## SUPPLIED ENTRIES:
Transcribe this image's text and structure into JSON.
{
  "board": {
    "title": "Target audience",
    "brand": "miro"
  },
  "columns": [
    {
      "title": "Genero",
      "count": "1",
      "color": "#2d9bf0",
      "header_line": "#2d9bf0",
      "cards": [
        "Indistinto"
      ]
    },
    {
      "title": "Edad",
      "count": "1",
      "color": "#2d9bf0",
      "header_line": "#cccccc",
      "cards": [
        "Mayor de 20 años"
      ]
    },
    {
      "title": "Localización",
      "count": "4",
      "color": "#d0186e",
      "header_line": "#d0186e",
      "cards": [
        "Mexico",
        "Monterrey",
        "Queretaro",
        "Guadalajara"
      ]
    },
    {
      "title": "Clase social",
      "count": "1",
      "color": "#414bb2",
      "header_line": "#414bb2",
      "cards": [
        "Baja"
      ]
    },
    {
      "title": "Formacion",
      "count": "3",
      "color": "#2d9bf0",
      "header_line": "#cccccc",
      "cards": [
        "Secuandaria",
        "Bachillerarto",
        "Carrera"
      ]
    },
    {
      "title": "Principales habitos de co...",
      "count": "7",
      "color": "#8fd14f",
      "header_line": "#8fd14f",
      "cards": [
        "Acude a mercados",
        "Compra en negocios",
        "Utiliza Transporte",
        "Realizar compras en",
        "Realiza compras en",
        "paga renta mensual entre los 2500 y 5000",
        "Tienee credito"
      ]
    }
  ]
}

## OBJECTIVE:
Every entry above needs to be quoted exactly.

## EXPECTED OUTPUT:
Transcribe this image's text and structure into JSON.
{
  "board": {
    "title": "Target audience",
    "brand": "miro"
  },
  "columns": [
    {
      "title": "Genero",
      "count": "1",
      "color": "#2d9bf0",
      "header_line": "#2d9bf0",
      "cards": [
        "Indistinto"
      ]
    },
    {
      "title": "Edad",
      "count": "1",
      "color": "#2d9bf0",
      "header_line": "#cccccc",
      "cards": [
        "Mayor de 20 años"
      ]
    },
    {
      "title": "Localización",
      "count": "4",
      "color": "#d0186e",
      "header_line": "#d0186e",
      "cards": [
        "Mexico",
        "Monterrey",
        "Queretaro",
        "Guadalajara"
      ]
    },
    {
      "title": "Clase social",
      "count": "1",
      "color": "#414bb2",
      "header_line": "#414bb2",
      "cards": [
        "Baja"
      ]
    },
    {
      "title": "Formacion",
      "count": "3",
      "color": "#2d9bf0",
      "header_line": "#cccccc",
      "cards": [
        "Secuandaria",
        "Bachillerarto",
        "Carrera"
      ]
    },
    {
      "title": "Principales habitos de co...",
      "count": "7",
      "color": "#8fd14f",
      "header_line": "#8fd14f",
      "cards": [
        "Acude a mercados",
        "Compra en negocios",
        "Utiliza Transporte",
        "Realizar compras en",
        "Realiza compras en",
        "paga renta mensual entre los 2500 y 5000",
        "Tienee credito"
      ]
    }
  ]
}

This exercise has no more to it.